Dataset:
## START

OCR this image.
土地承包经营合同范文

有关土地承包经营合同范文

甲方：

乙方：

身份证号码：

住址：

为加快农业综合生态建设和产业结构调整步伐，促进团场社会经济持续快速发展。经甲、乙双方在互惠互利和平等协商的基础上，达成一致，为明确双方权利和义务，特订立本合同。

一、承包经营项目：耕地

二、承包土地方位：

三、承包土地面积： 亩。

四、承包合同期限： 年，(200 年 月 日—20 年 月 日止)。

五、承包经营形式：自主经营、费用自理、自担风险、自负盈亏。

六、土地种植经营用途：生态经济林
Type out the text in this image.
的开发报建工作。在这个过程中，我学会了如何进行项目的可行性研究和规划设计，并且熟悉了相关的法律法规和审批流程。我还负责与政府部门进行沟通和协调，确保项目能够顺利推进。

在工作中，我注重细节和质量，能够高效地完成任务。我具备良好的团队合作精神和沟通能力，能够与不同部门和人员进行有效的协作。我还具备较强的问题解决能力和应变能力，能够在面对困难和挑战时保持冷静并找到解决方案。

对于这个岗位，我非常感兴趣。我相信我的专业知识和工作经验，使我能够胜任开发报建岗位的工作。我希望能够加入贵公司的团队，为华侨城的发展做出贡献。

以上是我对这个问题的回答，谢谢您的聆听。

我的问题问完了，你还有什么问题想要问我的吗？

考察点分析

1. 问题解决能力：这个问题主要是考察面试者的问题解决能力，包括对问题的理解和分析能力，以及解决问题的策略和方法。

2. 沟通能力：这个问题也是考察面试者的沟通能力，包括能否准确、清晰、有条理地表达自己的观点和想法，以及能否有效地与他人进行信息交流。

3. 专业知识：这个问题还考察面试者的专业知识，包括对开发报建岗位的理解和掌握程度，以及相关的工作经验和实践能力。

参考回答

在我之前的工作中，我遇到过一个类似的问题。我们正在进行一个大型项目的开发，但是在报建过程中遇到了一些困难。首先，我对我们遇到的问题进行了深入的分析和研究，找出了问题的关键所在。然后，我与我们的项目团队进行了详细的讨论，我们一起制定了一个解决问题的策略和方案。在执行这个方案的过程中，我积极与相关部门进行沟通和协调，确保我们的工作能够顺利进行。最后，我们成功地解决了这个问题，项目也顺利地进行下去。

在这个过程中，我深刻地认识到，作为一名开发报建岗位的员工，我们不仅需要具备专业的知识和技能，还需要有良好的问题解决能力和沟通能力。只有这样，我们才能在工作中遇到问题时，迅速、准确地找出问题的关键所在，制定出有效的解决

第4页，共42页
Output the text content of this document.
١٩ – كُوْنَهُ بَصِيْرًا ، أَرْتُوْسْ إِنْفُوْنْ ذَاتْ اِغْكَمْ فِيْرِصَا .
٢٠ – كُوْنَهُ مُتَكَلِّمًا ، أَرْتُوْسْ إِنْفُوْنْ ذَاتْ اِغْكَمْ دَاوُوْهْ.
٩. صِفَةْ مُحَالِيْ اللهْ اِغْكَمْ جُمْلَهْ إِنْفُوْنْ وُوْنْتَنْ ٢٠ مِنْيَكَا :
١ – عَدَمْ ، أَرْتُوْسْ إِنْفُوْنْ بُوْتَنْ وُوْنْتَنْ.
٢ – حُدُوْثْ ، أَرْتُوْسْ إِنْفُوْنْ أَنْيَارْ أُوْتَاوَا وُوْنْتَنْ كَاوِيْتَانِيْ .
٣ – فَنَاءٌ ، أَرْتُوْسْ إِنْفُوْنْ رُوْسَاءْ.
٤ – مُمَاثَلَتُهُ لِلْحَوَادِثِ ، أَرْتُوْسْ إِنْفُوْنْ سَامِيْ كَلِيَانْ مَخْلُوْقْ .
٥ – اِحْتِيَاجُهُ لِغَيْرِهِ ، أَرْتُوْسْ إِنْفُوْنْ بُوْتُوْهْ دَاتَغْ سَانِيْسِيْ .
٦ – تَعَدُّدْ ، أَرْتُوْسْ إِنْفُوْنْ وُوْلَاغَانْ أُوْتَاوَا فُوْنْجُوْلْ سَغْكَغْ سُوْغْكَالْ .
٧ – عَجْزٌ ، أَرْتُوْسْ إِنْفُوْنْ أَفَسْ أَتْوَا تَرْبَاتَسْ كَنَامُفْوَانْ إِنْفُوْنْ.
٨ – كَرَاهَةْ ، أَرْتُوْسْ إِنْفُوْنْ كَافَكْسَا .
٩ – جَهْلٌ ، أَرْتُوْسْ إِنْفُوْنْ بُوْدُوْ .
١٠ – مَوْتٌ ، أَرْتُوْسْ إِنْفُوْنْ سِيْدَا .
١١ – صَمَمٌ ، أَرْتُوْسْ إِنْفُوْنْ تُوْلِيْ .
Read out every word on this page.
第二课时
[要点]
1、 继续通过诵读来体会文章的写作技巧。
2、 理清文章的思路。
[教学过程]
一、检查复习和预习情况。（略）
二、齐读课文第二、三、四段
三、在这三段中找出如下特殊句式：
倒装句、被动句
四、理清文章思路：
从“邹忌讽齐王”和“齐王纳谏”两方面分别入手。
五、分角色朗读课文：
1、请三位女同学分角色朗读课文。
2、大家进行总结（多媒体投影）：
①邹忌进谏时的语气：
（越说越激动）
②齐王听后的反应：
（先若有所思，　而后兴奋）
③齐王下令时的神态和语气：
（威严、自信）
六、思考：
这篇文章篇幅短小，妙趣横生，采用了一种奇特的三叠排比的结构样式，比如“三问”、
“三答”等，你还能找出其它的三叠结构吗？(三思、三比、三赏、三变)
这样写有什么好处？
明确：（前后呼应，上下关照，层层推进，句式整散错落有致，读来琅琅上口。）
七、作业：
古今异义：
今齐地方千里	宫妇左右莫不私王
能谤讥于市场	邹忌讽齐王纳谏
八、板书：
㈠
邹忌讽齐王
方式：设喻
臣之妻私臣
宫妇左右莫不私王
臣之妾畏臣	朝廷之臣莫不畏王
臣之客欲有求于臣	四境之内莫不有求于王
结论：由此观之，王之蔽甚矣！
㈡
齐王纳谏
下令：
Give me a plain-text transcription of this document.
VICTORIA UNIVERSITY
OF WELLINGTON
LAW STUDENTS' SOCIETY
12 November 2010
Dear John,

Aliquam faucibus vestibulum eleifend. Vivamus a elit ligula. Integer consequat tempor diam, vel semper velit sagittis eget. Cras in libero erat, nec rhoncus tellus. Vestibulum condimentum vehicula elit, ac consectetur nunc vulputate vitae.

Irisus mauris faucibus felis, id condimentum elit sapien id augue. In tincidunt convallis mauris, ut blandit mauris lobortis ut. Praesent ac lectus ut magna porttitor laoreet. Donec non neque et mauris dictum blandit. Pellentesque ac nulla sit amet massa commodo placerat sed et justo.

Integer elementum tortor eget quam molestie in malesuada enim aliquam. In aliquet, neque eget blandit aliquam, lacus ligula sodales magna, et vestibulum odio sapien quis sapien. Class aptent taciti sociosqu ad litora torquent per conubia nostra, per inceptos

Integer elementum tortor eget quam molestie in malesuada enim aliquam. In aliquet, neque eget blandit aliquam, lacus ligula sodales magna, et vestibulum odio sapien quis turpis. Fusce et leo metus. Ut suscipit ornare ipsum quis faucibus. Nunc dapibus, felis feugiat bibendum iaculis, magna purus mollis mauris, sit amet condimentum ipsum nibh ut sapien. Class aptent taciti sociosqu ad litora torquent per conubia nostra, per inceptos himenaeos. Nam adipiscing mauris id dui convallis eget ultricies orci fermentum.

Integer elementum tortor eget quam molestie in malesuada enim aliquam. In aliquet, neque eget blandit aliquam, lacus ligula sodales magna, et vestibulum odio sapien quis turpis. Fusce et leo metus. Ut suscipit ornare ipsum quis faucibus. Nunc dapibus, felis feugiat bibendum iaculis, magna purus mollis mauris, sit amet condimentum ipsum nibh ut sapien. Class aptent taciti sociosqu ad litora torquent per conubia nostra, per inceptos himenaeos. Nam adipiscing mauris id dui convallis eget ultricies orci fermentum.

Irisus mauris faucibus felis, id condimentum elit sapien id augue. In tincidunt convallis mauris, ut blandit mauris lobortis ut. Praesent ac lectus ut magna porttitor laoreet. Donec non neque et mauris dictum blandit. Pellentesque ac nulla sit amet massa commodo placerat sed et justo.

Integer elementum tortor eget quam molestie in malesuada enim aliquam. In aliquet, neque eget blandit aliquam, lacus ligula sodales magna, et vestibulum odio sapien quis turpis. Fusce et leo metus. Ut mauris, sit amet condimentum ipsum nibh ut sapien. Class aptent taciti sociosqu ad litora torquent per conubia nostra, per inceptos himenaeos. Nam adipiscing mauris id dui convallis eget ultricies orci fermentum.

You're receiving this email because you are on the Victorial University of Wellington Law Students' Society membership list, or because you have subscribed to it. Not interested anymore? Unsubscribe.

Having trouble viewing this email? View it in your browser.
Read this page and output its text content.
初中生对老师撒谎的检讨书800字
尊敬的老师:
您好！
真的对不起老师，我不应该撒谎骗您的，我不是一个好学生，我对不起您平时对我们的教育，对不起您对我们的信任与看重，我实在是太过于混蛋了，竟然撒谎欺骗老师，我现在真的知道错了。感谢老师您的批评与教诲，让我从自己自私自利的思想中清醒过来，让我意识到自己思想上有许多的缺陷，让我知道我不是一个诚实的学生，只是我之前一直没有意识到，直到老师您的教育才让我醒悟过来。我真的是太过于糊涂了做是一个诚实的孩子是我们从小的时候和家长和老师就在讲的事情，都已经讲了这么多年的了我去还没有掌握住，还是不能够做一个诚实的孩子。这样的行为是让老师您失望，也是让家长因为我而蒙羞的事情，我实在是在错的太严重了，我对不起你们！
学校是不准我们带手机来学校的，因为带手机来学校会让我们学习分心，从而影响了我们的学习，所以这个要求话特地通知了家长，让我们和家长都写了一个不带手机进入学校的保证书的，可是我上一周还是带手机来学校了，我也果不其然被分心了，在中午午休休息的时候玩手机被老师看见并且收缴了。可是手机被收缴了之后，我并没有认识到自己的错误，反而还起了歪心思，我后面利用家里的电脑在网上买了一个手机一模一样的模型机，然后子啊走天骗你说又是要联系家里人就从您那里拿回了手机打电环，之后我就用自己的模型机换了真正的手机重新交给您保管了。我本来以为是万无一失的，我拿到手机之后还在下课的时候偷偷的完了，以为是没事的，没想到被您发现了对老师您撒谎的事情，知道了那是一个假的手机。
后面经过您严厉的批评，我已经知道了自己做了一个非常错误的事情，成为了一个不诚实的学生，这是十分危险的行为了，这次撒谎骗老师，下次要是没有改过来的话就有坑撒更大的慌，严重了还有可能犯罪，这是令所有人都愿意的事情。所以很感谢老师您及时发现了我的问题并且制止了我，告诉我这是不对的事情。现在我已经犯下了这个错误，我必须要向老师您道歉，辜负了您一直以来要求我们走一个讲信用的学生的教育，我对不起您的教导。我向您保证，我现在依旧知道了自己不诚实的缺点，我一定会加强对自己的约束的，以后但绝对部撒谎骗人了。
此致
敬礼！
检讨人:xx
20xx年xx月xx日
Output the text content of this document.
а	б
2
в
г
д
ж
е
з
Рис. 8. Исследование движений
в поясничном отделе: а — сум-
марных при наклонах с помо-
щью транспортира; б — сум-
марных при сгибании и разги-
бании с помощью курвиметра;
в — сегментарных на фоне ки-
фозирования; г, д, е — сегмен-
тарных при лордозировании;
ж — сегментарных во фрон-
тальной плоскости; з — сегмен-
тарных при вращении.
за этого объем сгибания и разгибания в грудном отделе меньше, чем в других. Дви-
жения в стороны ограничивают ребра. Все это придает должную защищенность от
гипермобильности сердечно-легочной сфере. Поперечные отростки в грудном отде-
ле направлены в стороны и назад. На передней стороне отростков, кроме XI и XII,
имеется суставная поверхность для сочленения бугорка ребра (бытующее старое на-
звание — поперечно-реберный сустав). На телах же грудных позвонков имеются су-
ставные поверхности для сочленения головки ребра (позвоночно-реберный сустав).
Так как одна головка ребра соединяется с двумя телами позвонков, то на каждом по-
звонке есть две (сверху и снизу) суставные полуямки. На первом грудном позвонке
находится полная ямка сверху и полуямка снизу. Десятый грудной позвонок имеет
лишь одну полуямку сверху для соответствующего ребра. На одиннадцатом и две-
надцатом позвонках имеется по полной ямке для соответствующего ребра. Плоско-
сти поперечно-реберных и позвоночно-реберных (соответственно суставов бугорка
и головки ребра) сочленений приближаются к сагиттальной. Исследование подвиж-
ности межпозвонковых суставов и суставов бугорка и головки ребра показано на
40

## END

What the exercise asks:
Gather each line in these records that contains the string "отделе".

Output of the exercise:
в поясничном отделе: а — сум-
за этого объем сгибания и разгибания в грудном отделе меньше, чем в других. Дви-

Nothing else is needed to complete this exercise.